=== Records supplied ===
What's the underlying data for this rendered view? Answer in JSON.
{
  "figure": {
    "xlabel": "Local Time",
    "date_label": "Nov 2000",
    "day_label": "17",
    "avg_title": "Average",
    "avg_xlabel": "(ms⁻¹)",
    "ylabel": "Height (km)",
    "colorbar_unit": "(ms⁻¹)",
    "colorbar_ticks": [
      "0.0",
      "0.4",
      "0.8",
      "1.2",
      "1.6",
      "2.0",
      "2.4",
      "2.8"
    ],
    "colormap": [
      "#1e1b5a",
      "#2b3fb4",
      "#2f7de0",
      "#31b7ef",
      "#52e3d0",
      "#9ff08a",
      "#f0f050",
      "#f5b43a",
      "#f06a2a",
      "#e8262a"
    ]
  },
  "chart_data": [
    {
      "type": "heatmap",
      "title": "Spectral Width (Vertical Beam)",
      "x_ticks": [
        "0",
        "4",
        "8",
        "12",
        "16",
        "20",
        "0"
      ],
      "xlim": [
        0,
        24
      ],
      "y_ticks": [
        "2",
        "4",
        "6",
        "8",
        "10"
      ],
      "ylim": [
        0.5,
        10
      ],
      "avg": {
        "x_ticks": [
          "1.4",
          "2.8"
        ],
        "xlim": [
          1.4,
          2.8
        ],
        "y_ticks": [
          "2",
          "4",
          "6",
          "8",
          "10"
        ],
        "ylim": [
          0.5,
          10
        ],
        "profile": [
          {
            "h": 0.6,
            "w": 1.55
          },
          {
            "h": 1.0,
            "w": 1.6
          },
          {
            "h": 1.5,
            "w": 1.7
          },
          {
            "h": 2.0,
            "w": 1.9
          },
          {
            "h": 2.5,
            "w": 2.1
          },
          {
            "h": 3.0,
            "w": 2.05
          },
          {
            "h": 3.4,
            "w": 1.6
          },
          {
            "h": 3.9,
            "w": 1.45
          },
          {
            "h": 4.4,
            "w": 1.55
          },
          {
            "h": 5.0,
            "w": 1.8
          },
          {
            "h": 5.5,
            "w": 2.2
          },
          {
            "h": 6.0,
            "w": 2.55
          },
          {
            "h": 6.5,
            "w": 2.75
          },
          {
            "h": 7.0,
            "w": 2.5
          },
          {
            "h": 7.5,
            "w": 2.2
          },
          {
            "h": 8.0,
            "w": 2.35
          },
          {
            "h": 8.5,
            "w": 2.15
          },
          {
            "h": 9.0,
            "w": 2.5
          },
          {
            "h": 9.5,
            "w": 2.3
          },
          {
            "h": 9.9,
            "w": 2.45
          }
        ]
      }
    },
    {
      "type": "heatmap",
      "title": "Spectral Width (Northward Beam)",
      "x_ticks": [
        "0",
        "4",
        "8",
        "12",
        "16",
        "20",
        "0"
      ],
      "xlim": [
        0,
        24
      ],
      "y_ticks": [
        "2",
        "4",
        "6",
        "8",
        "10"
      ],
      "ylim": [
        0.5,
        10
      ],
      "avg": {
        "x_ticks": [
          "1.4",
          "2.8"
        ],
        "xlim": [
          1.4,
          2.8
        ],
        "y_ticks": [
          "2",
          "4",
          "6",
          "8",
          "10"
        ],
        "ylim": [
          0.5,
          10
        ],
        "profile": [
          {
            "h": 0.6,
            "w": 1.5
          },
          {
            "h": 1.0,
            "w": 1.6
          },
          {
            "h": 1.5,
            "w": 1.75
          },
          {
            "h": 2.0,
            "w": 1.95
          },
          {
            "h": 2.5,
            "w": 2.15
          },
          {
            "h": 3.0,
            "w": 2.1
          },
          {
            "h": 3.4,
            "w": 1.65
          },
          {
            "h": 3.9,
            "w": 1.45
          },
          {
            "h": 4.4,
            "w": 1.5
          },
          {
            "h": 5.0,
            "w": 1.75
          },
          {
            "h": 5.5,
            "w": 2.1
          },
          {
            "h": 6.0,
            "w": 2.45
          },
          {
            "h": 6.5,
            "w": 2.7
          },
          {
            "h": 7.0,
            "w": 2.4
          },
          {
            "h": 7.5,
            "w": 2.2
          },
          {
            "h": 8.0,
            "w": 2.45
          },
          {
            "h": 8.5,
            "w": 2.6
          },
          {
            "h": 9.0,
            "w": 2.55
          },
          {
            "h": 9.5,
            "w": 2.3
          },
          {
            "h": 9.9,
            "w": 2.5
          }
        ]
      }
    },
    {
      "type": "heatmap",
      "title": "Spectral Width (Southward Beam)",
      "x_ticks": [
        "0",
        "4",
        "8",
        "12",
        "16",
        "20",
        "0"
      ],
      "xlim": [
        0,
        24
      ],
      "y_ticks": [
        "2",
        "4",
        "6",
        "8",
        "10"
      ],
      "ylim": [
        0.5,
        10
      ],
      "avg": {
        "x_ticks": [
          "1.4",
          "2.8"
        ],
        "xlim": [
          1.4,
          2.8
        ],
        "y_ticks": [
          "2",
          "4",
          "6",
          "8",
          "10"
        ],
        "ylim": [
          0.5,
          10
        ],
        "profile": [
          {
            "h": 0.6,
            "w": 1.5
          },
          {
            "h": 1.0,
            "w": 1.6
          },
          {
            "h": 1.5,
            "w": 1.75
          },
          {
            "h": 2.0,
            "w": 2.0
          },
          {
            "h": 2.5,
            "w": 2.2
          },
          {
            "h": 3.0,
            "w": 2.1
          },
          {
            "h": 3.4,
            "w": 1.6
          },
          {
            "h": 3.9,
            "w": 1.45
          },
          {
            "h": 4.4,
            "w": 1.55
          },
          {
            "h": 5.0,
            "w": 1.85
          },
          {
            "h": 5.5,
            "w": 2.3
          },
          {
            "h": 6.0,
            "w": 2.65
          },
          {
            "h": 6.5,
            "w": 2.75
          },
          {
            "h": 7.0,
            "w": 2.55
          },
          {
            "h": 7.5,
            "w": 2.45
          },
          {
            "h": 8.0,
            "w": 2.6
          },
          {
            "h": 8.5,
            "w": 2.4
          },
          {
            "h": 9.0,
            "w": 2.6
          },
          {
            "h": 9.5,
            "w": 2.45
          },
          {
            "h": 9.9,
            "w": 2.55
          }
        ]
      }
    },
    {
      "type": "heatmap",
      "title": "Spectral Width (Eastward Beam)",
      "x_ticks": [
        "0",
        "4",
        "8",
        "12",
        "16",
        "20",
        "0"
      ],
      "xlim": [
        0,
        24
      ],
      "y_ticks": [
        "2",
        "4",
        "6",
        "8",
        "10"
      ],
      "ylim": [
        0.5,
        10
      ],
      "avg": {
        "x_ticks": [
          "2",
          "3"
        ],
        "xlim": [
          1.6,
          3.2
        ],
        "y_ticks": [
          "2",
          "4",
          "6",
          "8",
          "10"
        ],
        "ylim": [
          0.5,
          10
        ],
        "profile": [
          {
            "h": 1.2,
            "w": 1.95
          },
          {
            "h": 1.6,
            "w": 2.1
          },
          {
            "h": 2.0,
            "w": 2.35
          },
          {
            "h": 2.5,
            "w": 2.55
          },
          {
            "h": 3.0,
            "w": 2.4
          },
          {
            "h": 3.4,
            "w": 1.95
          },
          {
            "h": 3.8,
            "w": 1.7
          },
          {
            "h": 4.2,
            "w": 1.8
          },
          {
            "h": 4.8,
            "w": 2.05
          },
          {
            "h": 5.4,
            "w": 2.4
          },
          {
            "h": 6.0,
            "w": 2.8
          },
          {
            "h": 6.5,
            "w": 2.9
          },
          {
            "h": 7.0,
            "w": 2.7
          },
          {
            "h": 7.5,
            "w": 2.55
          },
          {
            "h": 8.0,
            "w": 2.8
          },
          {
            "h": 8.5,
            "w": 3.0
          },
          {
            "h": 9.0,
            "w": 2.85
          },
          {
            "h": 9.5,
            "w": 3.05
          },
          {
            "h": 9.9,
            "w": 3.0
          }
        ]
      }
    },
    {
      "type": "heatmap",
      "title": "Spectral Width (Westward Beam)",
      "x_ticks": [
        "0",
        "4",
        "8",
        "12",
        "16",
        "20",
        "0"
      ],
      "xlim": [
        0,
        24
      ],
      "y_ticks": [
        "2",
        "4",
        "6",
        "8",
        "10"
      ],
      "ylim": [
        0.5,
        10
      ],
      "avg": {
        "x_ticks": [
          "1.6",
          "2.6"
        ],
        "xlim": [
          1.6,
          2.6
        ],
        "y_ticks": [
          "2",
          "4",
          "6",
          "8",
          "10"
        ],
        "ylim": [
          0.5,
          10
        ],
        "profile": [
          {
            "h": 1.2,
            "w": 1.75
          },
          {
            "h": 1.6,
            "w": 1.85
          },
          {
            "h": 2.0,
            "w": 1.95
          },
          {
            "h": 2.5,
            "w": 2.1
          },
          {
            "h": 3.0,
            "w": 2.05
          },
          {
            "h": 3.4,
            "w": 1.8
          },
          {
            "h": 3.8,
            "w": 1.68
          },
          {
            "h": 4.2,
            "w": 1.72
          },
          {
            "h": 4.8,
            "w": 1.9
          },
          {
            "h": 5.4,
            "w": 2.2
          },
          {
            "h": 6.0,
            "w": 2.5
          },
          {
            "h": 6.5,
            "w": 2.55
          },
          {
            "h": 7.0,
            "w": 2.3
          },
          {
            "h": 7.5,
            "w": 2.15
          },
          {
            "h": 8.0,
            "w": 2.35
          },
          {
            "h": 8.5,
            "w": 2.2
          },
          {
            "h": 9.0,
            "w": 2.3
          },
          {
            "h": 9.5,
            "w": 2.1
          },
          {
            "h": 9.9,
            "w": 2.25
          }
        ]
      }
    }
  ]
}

=== Short exercise ===
State the number of lines that contain the string "Beam", with no other words.

=== Solution to this task ===
5